Stored entries
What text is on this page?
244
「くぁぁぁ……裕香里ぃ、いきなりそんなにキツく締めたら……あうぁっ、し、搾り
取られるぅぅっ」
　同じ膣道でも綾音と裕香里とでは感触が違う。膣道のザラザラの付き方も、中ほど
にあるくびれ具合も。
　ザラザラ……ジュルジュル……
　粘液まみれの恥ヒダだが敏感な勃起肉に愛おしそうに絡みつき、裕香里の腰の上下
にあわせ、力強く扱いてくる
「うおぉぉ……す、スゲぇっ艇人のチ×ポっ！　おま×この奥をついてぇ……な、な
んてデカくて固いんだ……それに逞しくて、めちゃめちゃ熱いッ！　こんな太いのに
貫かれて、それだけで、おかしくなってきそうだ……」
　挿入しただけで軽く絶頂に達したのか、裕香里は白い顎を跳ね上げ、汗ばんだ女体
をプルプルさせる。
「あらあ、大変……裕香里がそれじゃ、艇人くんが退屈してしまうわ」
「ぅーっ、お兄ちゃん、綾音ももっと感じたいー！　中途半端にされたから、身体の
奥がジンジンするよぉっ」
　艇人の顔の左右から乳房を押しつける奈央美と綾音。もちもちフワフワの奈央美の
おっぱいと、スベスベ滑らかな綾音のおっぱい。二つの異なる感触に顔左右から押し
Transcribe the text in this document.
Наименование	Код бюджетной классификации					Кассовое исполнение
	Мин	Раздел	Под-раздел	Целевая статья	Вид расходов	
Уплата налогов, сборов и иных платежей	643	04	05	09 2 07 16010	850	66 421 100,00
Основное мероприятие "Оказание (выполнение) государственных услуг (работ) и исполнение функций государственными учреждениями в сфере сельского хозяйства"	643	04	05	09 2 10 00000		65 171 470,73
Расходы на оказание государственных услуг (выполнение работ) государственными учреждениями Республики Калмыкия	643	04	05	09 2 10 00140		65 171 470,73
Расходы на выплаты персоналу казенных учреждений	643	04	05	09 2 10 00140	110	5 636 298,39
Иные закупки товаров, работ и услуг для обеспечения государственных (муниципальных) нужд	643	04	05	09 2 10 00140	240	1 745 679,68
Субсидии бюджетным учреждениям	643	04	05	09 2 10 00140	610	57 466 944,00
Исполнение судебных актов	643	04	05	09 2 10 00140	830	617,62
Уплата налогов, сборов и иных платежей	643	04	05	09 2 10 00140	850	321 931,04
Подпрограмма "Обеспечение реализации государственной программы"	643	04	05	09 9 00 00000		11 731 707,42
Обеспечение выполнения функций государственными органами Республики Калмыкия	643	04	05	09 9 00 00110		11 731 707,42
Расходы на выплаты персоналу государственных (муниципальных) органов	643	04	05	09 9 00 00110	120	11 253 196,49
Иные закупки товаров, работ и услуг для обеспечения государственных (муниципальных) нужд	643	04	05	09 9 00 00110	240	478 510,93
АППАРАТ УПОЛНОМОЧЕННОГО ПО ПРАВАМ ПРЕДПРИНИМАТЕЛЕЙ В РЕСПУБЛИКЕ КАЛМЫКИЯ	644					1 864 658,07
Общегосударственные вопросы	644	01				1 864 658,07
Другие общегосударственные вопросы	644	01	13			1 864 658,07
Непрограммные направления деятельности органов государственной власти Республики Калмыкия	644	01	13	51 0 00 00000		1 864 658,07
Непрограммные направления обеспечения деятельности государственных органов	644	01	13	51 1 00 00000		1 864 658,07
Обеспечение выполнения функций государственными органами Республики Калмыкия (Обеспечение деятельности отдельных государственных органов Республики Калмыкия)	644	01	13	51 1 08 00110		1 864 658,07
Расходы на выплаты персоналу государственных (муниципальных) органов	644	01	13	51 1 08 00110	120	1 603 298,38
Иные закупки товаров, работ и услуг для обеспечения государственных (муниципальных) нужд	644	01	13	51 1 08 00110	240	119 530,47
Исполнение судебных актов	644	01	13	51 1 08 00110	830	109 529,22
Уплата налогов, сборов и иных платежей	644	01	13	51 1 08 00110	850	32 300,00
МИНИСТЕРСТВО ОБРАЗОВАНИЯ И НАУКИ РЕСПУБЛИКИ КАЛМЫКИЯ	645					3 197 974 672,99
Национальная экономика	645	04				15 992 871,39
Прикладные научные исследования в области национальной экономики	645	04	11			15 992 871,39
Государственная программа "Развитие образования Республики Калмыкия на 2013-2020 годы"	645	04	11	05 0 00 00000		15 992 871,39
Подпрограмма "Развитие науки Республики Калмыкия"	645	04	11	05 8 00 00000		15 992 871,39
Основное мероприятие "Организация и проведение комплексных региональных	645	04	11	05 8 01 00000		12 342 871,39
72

* [Exercise aim]
Tally how many lines of the material contain the word "платежей". The answer must be the number and nothing else.

* [Solved exercise]
3